◆ **Objective**
Extract the text of each entry below exactly, leaving every image behind.

====== Supplied records

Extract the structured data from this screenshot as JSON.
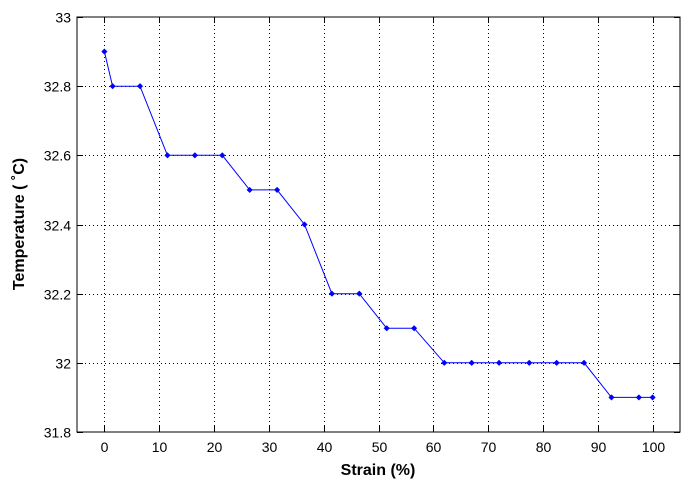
{
  "chart_data": {
    "type": "line",
    "title": "",
    "xlabel": "Strain (%)",
    "ylabel": "Temperature ( ˚C)",
    "xlim": [
      -5,
      105
    ],
    "ylim": [
      31.8,
      33
    ],
    "x_ticks": [
      0,
      10,
      20,
      30,
      40,
      50,
      60,
      70,
      80,
      90,
      100
    ],
    "x_tick_labels": [
      "0",
      "10",
      "20",
      "30",
      "40",
      "50",
      "60",
      "70",
      "80",
      "90",
      "100"
    ],
    "y_ticks": [
      31.8,
      32,
      32.2,
      32.4,
      32.6,
      32.8,
      33
    ],
    "y_tick_labels": [
      "31.8",
      "32",
      "32.2",
      "32.4",
      "32.6",
      "32.8",
      "33"
    ],
    "grid": true,
    "legend": "none",
    "series": [
      {
        "color": "#0000ff",
        "marker": "diamond",
        "x": [
          0,
          1.5,
          6.5,
          11.5,
          16.5,
          21.5,
          26.5,
          31.5,
          36.5,
          41.5,
          46.5,
          51.5,
          56.5,
          62,
          67,
          72,
          77.5,
          82.5,
          87.5,
          92.5,
          97.5,
          100
        ],
        "y": [
          32.9,
          32.8,
          32.8,
          32.6,
          32.6,
          32.6,
          32.5,
          32.5,
          32.4,
          32.2,
          32.2,
          32.1,
          32.1,
          32.0,
          32.0,
          32.0,
          32.0,
          32.0,
          32.0,
          31.9,
          31.9,
          31.9
        ]
      }
    ]
  }
}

============

◆ **In response**
Extract the structured data from this screenshot as JSON.
{
  "chart_data": {
    "type": "line",
    "title": "",
    "xlabel": "Strain (%)",
    "ylabel": "Temperature ( ˚C)",
    "xlim": [
      -5,
      105
    ],
    "ylim": [
      31.8,
      33
    ],
    "x_ticks": [
      0,
      10,
      20,
      30,
      40,
      50,
      60,
      70,
      80,
      90,
      100
    ],
    "x_tick_labels": [
      "0",
      "10",
      "20",
      "30",
      "40",
      "50",
      "60",
      "70",
      "80",
      "90",
      "100"
    ],
    "y_ticks": [
      31.8,
      32,
      32.2,
      32.4,
      32.6,
      32.8,
      33
    ],
    "y_tick_labels": [
      "31.8",
      "32",
      "32.2",
      "32.4",
      "32.6",
      "32.8",
      "33"
    ],
    "grid": true,
    "legend": "none",
    "series": [
      {
        "color": "#0000ff",
        "marker": "diamond",
        "x": [
          0,
          1.5,
          6.5,
          11.5,
          16.5,
          21.5,
          26.5,
          31.5,
          36.5,
          41.5,
          46.5,
          51.5,
          56.5,
          62,
          67,
          72,
          77.5,
          82.5,
          87.5,
          92.5,
          97.5,
          100
        ],
        "y": [
          32.9,
          32.8,
          32.8,
          32.6,
          32.6,
          32.6,
          32.5,
          32.5,
          32.4,
          32.2,
          32.2,
          32.1,
          32.1,
          32.0,
          32.0,
          32.0,
          32.0,
          32.0,
          32.0,
          31.9,
          31.9,
          31.9
        ]
      }
    ]
  }
}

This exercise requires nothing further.